[Dataset items]

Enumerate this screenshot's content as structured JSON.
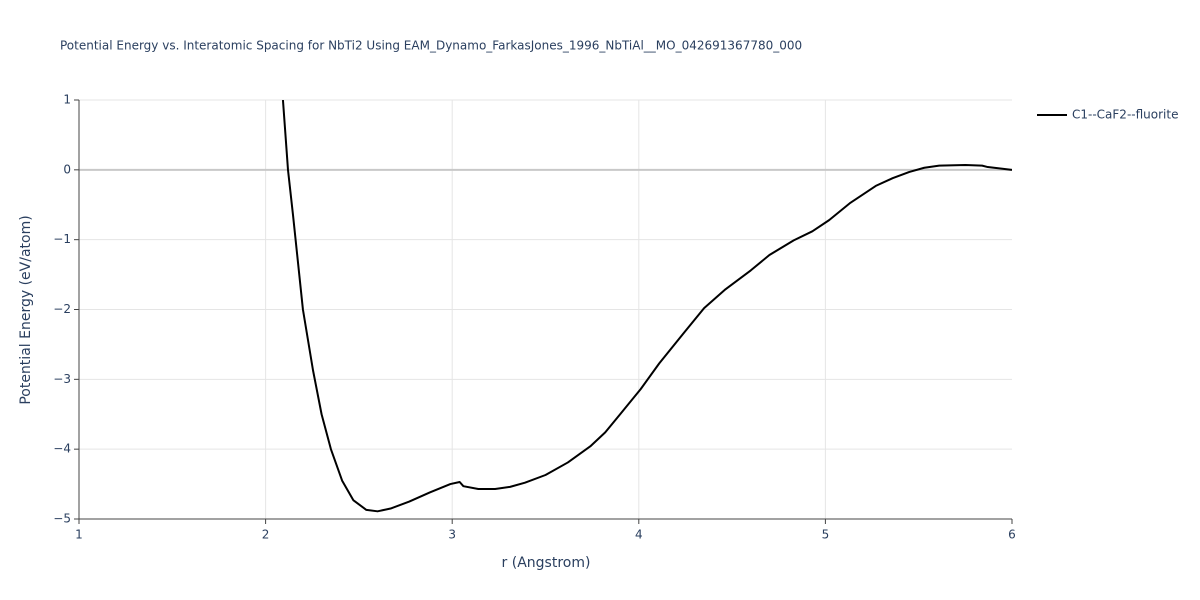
{
  "chart_data": {
    "type": "line",
    "title": "Potential Energy vs. Interatomic Spacing for NbTi2 Using EAM_Dynamo_FarkasJones_1996_NbTiAl__MO_042691367780_000",
    "x_label": "r (Angstrom)",
    "y_label": "Potential Energy (eV/atom)",
    "xlim": [
      1,
      6
    ],
    "ylim": [
      -5,
      1
    ],
    "xticks": [
      1,
      2,
      3,
      4,
      5,
      6
    ],
    "yticks": [
      {
        "value": -5,
        "label": "−5"
      },
      {
        "value": -4,
        "label": "−4"
      },
      {
        "value": -3,
        "label": "−3"
      },
      {
        "value": -2,
        "label": "−2"
      },
      {
        "value": -1,
        "label": "−1"
      },
      0,
      1
    ],
    "grid": true,
    "legend_position": "right",
    "x": [
      2.093,
      2.12,
      2.147,
      2.2,
      2.254,
      2.3,
      2.35,
      2.41,
      2.47,
      2.54,
      2.6,
      2.67,
      2.77,
      2.88,
      2.99,
      3.04,
      3.06,
      3.14,
      3.23,
      3.31,
      3.39,
      3.5,
      3.62,
      3.74,
      3.82,
      3.9,
      4.01,
      4.11,
      4.24,
      4.35,
      4.46,
      4.6,
      4.7,
      4.83,
      4.93,
      5.02,
      5.13,
      5.27,
      5.36,
      5.45,
      5.53,
      5.61,
      5.75,
      5.84,
      5.87,
      6.0
    ],
    "series": [
      {
        "name": "C1--CaF2--fluorite",
        "color": "#000000",
        "values": [
          1.0,
          0.0,
          -0.65,
          -2.0,
          -2.87,
          -3.5,
          -4.0,
          -4.45,
          -4.73,
          -4.87,
          -4.89,
          -4.85,
          -4.75,
          -4.62,
          -4.5,
          -4.47,
          -4.53,
          -4.57,
          -4.57,
          -4.54,
          -4.48,
          -4.37,
          -4.19,
          -3.96,
          -3.76,
          -3.5,
          -3.14,
          -2.77,
          -2.34,
          -1.98,
          -1.72,
          -1.44,
          -1.22,
          -1.01,
          -0.88,
          -0.72,
          -0.48,
          -0.23,
          -0.12,
          -0.03,
          0.03,
          0.06,
          0.07,
          0.06,
          0.04,
          0.0
        ]
      }
    ]
  }
}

### WHAT IS EXPECTED
What is the number of lines in these records that contain "Potential"? Reply with the number only.

### FINISHED TASK
2